▸ GOAL
Only lines with the string "JSON" matter here; gather them from the material below.

▸ MATERIAL SUPPLIED
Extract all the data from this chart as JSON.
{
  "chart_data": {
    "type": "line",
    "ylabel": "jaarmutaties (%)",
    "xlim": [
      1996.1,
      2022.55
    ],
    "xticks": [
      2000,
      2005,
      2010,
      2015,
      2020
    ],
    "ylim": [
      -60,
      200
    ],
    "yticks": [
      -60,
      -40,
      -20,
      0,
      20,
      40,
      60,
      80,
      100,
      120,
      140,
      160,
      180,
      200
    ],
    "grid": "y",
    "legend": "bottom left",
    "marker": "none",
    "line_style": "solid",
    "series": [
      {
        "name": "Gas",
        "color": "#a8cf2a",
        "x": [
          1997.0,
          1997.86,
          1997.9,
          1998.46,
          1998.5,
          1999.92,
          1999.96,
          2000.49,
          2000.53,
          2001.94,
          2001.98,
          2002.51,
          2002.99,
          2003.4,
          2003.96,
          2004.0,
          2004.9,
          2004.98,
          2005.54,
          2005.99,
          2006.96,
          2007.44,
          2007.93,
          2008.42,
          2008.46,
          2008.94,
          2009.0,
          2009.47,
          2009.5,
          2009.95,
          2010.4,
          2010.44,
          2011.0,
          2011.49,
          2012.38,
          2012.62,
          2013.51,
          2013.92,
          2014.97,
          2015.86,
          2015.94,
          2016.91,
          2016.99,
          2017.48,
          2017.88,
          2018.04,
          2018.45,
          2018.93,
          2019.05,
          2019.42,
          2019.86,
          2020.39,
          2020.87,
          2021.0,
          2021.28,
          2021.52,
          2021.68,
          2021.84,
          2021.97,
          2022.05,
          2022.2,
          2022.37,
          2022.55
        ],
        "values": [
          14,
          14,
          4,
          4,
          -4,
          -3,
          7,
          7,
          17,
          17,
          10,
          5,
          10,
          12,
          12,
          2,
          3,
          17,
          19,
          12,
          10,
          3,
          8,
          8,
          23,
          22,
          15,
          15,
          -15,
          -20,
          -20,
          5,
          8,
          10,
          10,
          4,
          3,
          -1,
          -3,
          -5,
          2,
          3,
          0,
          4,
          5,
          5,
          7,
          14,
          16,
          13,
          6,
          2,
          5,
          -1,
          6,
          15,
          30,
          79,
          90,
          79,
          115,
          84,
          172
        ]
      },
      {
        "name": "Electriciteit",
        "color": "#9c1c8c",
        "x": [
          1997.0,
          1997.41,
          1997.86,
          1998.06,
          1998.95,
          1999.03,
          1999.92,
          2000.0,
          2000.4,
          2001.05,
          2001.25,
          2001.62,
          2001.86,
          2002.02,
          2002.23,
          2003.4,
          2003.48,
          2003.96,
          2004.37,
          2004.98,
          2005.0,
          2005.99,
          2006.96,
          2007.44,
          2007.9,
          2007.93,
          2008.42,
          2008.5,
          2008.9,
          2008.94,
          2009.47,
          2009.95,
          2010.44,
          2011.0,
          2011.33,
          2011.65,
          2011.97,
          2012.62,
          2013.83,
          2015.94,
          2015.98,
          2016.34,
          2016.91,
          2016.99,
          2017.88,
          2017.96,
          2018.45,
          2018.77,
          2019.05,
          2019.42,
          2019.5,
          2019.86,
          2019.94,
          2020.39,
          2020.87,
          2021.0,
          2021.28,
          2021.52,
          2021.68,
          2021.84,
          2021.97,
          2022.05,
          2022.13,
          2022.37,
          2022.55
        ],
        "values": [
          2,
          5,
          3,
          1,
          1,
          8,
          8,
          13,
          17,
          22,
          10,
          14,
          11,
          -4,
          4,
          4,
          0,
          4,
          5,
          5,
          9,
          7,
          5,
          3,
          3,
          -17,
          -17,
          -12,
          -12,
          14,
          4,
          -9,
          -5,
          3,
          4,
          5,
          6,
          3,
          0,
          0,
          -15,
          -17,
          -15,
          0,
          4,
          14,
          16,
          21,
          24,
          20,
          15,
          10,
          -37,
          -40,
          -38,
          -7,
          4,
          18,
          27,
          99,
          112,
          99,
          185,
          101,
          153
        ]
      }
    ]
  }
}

---

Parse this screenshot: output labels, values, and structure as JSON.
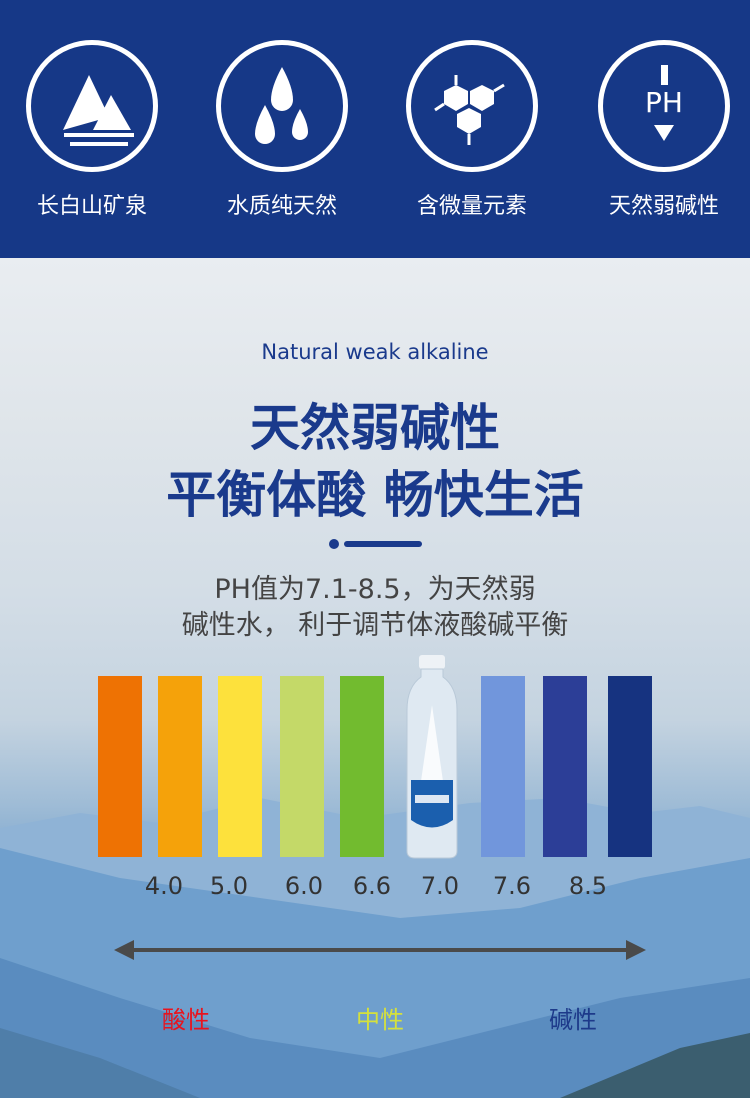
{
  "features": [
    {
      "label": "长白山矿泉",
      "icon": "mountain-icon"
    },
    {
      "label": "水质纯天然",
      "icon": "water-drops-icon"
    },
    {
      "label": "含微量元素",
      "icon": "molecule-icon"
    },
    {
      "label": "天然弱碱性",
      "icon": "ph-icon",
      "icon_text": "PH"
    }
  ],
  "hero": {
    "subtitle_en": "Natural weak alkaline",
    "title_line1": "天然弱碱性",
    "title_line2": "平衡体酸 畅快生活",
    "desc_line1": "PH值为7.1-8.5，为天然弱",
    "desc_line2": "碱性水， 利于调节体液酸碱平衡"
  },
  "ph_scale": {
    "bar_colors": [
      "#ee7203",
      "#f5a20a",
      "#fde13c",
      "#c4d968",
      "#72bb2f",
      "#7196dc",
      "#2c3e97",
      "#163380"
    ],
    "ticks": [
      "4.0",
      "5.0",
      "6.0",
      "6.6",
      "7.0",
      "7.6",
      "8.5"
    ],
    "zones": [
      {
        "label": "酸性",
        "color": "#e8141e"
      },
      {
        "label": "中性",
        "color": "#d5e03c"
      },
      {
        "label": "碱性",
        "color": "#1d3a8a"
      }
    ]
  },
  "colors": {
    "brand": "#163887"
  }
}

▸ ANSWER BELOW
Extract all the data from this chart as JSON.
Parse this screenshot: output labels, values, and structure as JSON.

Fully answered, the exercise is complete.